Records of where elements appear>
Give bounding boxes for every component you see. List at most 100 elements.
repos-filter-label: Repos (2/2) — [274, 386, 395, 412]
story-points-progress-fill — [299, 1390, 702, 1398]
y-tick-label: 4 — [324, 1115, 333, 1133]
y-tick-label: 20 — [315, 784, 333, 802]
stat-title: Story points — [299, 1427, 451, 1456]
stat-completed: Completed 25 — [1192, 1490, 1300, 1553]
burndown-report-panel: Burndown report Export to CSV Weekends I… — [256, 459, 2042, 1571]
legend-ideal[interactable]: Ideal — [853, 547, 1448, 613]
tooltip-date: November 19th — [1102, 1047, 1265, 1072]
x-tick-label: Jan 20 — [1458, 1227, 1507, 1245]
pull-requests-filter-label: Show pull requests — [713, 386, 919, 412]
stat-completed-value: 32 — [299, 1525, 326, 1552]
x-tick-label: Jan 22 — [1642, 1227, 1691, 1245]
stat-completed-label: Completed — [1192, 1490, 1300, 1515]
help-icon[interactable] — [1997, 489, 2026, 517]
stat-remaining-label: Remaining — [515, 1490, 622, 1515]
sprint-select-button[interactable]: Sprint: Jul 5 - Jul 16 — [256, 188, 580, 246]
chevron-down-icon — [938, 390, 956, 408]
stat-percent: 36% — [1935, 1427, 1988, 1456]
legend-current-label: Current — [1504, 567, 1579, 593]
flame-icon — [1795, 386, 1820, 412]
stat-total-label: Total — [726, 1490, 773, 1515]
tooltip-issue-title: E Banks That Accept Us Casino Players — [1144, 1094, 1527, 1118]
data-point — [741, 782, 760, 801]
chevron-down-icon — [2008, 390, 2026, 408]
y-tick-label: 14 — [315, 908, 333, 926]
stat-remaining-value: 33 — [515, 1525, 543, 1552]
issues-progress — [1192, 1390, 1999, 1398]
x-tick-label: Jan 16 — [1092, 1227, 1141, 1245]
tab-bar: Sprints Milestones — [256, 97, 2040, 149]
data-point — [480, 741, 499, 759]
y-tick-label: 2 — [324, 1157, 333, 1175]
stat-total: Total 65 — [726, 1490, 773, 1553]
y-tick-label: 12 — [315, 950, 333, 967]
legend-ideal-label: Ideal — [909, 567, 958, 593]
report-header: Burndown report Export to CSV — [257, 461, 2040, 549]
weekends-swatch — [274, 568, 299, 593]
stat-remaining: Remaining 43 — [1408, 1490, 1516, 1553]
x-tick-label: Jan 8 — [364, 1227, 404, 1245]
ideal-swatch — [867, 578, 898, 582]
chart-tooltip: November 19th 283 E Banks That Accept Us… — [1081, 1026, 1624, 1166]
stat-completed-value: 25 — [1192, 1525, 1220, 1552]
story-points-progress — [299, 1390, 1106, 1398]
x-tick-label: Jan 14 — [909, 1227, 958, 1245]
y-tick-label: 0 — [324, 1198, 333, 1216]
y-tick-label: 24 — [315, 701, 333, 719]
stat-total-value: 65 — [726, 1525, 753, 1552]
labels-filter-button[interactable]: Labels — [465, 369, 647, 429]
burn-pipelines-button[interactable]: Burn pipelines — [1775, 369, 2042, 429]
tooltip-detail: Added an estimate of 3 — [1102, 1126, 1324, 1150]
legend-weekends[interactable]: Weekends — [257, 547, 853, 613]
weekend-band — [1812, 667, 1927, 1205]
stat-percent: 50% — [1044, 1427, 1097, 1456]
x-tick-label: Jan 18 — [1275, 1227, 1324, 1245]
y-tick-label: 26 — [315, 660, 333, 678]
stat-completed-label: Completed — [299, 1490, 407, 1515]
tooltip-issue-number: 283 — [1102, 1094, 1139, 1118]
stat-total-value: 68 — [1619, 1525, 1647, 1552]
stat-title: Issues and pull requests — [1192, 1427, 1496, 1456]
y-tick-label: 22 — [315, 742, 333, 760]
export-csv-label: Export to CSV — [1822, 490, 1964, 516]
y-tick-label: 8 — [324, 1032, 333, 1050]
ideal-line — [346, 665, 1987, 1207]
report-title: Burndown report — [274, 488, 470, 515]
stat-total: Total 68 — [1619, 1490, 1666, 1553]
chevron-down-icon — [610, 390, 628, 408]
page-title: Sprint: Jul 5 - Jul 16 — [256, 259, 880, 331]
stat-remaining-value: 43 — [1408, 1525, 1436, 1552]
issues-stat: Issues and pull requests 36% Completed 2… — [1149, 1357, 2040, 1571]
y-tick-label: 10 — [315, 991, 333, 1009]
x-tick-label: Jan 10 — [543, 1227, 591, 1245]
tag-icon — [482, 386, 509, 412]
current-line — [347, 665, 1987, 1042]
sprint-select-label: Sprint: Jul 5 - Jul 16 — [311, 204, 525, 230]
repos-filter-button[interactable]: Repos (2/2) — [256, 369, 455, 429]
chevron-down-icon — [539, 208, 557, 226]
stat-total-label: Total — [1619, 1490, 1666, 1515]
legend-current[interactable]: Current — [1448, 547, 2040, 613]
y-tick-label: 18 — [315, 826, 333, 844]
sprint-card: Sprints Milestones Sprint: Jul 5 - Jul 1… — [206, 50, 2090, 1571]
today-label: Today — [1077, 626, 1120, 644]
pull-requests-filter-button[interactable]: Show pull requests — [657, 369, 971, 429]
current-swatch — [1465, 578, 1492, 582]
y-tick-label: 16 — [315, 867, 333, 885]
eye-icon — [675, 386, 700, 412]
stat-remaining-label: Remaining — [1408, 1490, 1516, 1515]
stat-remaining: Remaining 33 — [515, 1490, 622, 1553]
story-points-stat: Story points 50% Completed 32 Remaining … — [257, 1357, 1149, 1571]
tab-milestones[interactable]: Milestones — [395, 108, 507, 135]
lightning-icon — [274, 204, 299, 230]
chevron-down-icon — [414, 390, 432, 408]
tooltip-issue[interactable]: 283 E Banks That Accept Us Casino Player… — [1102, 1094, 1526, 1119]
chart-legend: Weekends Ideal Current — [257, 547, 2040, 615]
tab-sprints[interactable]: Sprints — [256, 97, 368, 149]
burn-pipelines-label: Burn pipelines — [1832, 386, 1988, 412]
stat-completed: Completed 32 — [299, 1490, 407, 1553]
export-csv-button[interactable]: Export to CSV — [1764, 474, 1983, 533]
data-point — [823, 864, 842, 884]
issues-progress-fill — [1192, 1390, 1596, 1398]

WRITTEN PROBLEM> Could you render every line of the listing above as a Markdown table with the columns "No." and "Line", one numbered row per line and blank lines skipped?

REPLY>
| No. | Line |
|---|---|
| 1 | Give bounding boxes for every component you see. List at most 100 elements. |
| 2 | repos-filter-label: Repos (2/2) — [274, 386, 395, 412] |
| 3 | story-points-progress-fill — [299, 1390, 702, 1398] |
| 4 | y-tick-label: 4 — [324, 1115, 333, 1133] |
| 5 | y-tick-label: 20 — [315, 784, 333, 802] |
| 6 | stat-title: Story points — [299, 1427, 451, 1456] |
| 7 | stat-completed: Completed 25 — [1192, 1490, 1300, 1553] |
| 8 | burndown-report-panel: Burndown report Export to CSV Weekends I… — [256, 459, 2042, 1571] |
| 9 | legend-ideal[interactable]: Ideal — [853, 547, 1448, 613] |
| 10 | tooltip-date: November 19th — [1102, 1047, 1265, 1072] |
| 11 | x-tick-label: Jan 20 — [1458, 1227, 1507, 1245] |
| 12 | pull-requests-filter-label: Show pull requests — [713, 386, 919, 412] |
| 13 | stat-completed-value: 32 — [299, 1525, 326, 1552] |
| 14 | x-tick-label: Jan 22 — [1642, 1227, 1691, 1245] |
| 15 | stat-completed-label: Completed — [1192, 1490, 1300, 1515] |
| 16 | help-icon[interactable] — [1997, 489, 2026, 517] |
| 17 | stat-remaining-label: Remaining — [515, 1490, 622, 1515] |
| 18 | sprint-select-button[interactable]: Sprint: Jul 5 - Jul 16 — [256, 188, 580, 246] |
| 19 | chevron-down-icon — [938, 390, 956, 408] |
| 20 | stat-percent: 36% — [1935, 1427, 1988, 1456] |
| 21 | legend-current-label: Current — [1504, 567, 1579, 593] |
| 22 | flame-icon — [1795, 386, 1820, 412] |
| 23 | stat-total-label: Total — [726, 1490, 773, 1515] |
| 24 | tooltip-issue-title: E Banks That Accept Us Casino Players — [1144, 1094, 1527, 1118] |
| 25 | data-point — [741, 782, 760, 801] |
| 26 | chevron-down-icon — [2008, 390, 2026, 408] |
| 27 | y-tick-label: 14 — [315, 908, 333, 926] |
| 28 | stat-remaining-value: 33 — [515, 1525, 543, 1552] |
| 29 | issues-progress — [1192, 1390, 1999, 1398] |
| 30 | x-tick-label: Jan 16 — [1092, 1227, 1141, 1245] |
| 31 | tab-bar: Sprints Milestones — [256, 97, 2040, 149] |
| 32 | data-point — [480, 741, 499, 759] |
| 33 | y-tick-label: 2 — [324, 1157, 333, 1175] |
| 34 | stat-total: Total 65 — [726, 1490, 773, 1553] |
| 35 | y-tick-label: 12 — [315, 950, 333, 967] |
| 36 | legend-ideal-label: Ideal — [909, 567, 958, 593] |
| 37 | report-header: Burndown report Export to CSV — [257, 461, 2040, 549] |
| 38 | weekends-swatch — [274, 568, 299, 593] |
| 39 | stat-remaining: Remaining 43 — [1408, 1490, 1516, 1553] |
| 40 | x-tick-label: Jan 8 — [364, 1227, 404, 1245] |
| 41 | ideal-swatch — [867, 578, 898, 582] |
| 42 | chart-tooltip: November 19th 283 E Banks That Accept Us… — [1081, 1026, 1624, 1166] |
| 43 | stat-completed-value: 25 — [1192, 1525, 1220, 1552] |
| 44 | story-points-progress — [299, 1390, 1106, 1398] |
| 45 | x-tick-label: Jan 14 — [909, 1227, 958, 1245] |
| 46 | y-tick-label: 0 — [324, 1198, 333, 1216] |
| 47 | y-tick-label: 24 — [315, 701, 333, 719] |
| 48 | stat-total-value: 65 — [726, 1525, 753, 1552] |
| 49 | labels-filter-button[interactable]: Labels — [465, 369, 647, 429] |
| 50 | burn-pipelines-button[interactable]: Burn pipelines — [1775, 369, 2042, 429] |
| 51 | tooltip-detail: Added an estimate of 3 — [1102, 1126, 1324, 1150] |
| 52 | legend-weekends[interactable]: Weekends — [257, 547, 853, 613] |
| 53 | weekend-band — [1812, 667, 1927, 1205] |
| 54 | stat-percent: 50% — [1044, 1427, 1097, 1456] |
| 55 | x-tick-label: Jan 18 — [1275, 1227, 1324, 1245] |
| 56 | y-tick-label: 26 — [315, 660, 333, 678] |
| 57 | stat-completed-label: Completed — [299, 1490, 407, 1515] |
| 58 | tooltip-issue-number: 283 — [1102, 1094, 1139, 1118] |
| 59 | stat-total-value: 68 — [1619, 1525, 1647, 1552] |
| 60 | stat-title: Issues and pull requests — [1192, 1427, 1496, 1456] |
| 61 | y-tick-label: 22 — [315, 742, 333, 760] |
| 62 | export-csv-label: Export to CSV — [1822, 490, 1964, 516] |
| 63 | y-tick-label: 8 — [324, 1032, 333, 1050] |
| 64 | ideal-line — [346, 665, 1987, 1207] |
| 65 | report-title: Burndown report — [274, 488, 470, 515] |
| 66 | stat-total: Total 68 — [1619, 1490, 1666, 1553] |
| 67 | chevron-down-icon — [610, 390, 628, 408] |
| 68 | page-title: Sprint: Jul 5 - Jul 16 — [256, 259, 880, 331] |
| 69 | stat-remaining-value: 43 — [1408, 1525, 1436, 1552] |
| 70 | issues-stat: Issues and pull requests 36% Completed 2… — [1149, 1357, 2040, 1571] |
| 71 | y-tick-label: 10 — [315, 991, 333, 1009] |
| 72 | x-tick-label: Jan 10 — [543, 1227, 591, 1245] |
| 73 | tag-icon — [482, 386, 509, 412] |
| 74 | current-line — [347, 665, 1987, 1042] |
| 75 | sprint-select-label: Sprint: Jul 5 - Jul 16 — [311, 204, 525, 230] |
| 76 | repos-filter-button[interactable]: Repos (2/2) — [256, 369, 455, 429] |
| 77 | chevron-down-icon — [539, 208, 557, 226] |
| 78 | stat-total-label: Total — [1619, 1490, 1666, 1515] |
| 79 | legend-current[interactable]: Current — [1448, 547, 2040, 613] |
| 80 | y-tick-label: 18 — [315, 826, 333, 844] |
| 81 | sprint-card: Sprints Milestones Sprint: Jul 5 - Jul 1… — [206, 50, 2090, 1571] |
| 82 | today-label: Today — [1077, 626, 1120, 644] |
| 83 | pull-requests-filter-button[interactable]: Show pull requests — [657, 369, 971, 429] |
| 84 | current-swatch — [1465, 578, 1492, 582] |
| 85 | y-tick-label: 16 — [315, 867, 333, 885] |
| 86 | eye-icon — [675, 386, 700, 412] |
| 87 | stat-remaining-label: Remaining — [1408, 1490, 1516, 1515] |
| 88 | stat-remaining: Remaining 33 — [515, 1490, 622, 1553] |
| 89 | story-points-stat: Story points 50% Completed 32 Remaining … — [257, 1357, 1149, 1571] |
| 90 | tab-milestones[interactable]: Milestones — [395, 108, 507, 135] |
| 91 | lightning-icon — [274, 204, 299, 230] |
| 92 | chevron-down-icon — [414, 390, 432, 408] |
| 93 | tooltip-issue[interactable]: 283 E Banks That Accept Us Casino Player… — [1102, 1094, 1526, 1119] |
| 94 | chart-legend: Weekends Ideal Current — [257, 547, 2040, 615] |
| 95 | tab-sprints[interactable]: Sprints — [256, 97, 368, 149] |
| 96 | burn-pipelines-label: Burn pipelines — [1832, 386, 1988, 412] |
| 97 | stat-completed: Completed 32 — [299, 1490, 407, 1553] |
| 98 | export-csv-button[interactable]: Export to CSV — [1764, 474, 1983, 533] |
| 99 | data-point — [823, 864, 842, 884] |
| 100 | issues-progress-fill — [1192, 1390, 1596, 1398] |